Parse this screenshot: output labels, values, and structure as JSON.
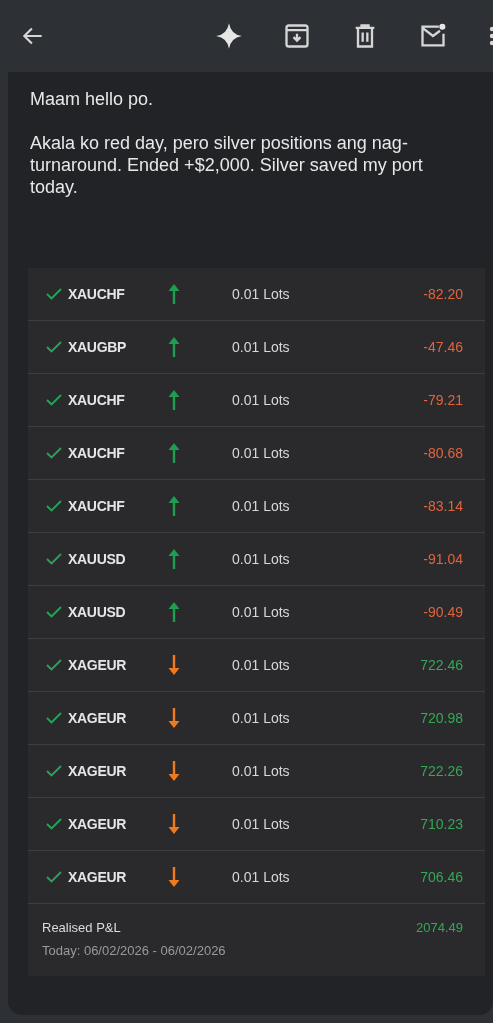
{
  "message": {
    "greeting": "Maam hello po.",
    "body": "Akala ko red day, pero silver positions ang nag-turnaround. Ended +$2,000. Silver saved my port today."
  },
  "trades": [
    {
      "symbol": "XAUCHF",
      "kind": "up",
      "lots": "0.01 Lots",
      "pnl": "-82.20",
      "profit": false
    },
    {
      "symbol": "XAUGBP",
      "kind": "up",
      "lots": "0.01 Lots",
      "pnl": "-47.46",
      "profit": false
    },
    {
      "symbol": "XAUCHF",
      "kind": "up",
      "lots": "0.01 Lots",
      "pnl": "-79.21",
      "profit": false
    },
    {
      "symbol": "XAUCHF",
      "kind": "up",
      "lots": "0.01 Lots",
      "pnl": "-80.68",
      "profit": false
    },
    {
      "symbol": "XAUCHF",
      "kind": "up",
      "lots": "0.01 Lots",
      "pnl": "-83.14",
      "profit": false
    },
    {
      "symbol": "XAUUSD",
      "kind": "up",
      "lots": "0.01 Lots",
      "pnl": "-91.04",
      "profit": false
    },
    {
      "symbol": "XAUUSD",
      "kind": "up",
      "lots": "0.01 Lots",
      "pnl": "-90.49",
      "profit": false
    },
    {
      "symbol": "XAGEUR",
      "kind": "down",
      "lots": "0.01 Lots",
      "pnl": "722.46",
      "profit": true
    },
    {
      "symbol": "XAGEUR",
      "kind": "down",
      "lots": "0.01 Lots",
      "pnl": "720.98",
      "profit": true
    },
    {
      "symbol": "XAGEUR",
      "kind": "down",
      "lots": "0.01 Lots",
      "pnl": "722.26",
      "profit": true
    },
    {
      "symbol": "XAGEUR",
      "kind": "down",
      "lots": "0.01 Lots",
      "pnl": "710.23",
      "profit": true
    },
    {
      "symbol": "XAGEUR",
      "kind": "down",
      "lots": "0.01 Lots",
      "pnl": "706.46",
      "profit": true
    }
  ],
  "summary": {
    "label": "Realised P&L",
    "value": "2074.49",
    "profit": true,
    "period": "Today: 06/02/2026 - 06/02/2026"
  }
}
────────
All of the data above should be quoted exactly, except for the pictures.

Parse this screenshot: output labels, values, and structure as JSON.
{
  "message": {
    "greeting": "Maam hello po.",
    "body": "Akala ko red day, pero silver positions ang nag-turnaround. Ended +$2,000. Silver saved my port today."
  },
  "trades": [
    {
      "symbol": "XAUCHF",
      "kind": "up",
      "lots": "0.01 Lots",
      "pnl": "-82.20",
      "profit": false
    },
    {
      "symbol": "XAUGBP",
      "kind": "up",
      "lots": "0.01 Lots",
      "pnl": "-47.46",
      "profit": false
    },
    {
      "symbol": "XAUCHF",
      "kind": "up",
      "lots": "0.01 Lots",
      "pnl": "-79.21",
      "profit": false
    },
    {
      "symbol": "XAUCHF",
      "kind": "up",
      "lots": "0.01 Lots",
      "pnl": "-80.68",
      "profit": false
    },
    {
      "symbol": "XAUCHF",
      "kind": "up",
      "lots": "0.01 Lots",
      "pnl": "-83.14",
      "profit": false
    },
    {
      "symbol": "XAUUSD",
      "kind": "up",
      "lots": "0.01 Lots",
      "pnl": "-91.04",
      "profit": false
    },
    {
      "symbol": "XAUUSD",
      "kind": "up",
      "lots": "0.01 Lots",
      "pnl": "-90.49",
      "profit": false
    },
    {
      "symbol": "XAGEUR",
      "kind": "down",
      "lots": "0.01 Lots",
      "pnl": "722.46",
      "profit": true
    },
    {
      "symbol": "XAGEUR",
      "kind": "down",
      "lots": "0.01 Lots",
      "pnl": "720.98",
      "profit": true
    },
    {
      "symbol": "XAGEUR",
      "kind": "down",
      "lots": "0.01 Lots",
      "pnl": "722.26",
      "profit": true
    },
    {
      "symbol": "XAGEUR",
      "kind": "down",
      "lots": "0.01 Lots",
      "pnl": "710.23",
      "profit": true
    },
    {
      "symbol": "XAGEUR",
      "kind": "down",
      "lots": "0.01 Lots",
      "pnl": "706.46",
      "profit": true
    }
  ],
  "summary": {
    "label": "Realised P&L",
    "value": "2074.49",
    "profit": true,
    "period": "Today: 06/02/2026 - 06/02/2026"
  }
}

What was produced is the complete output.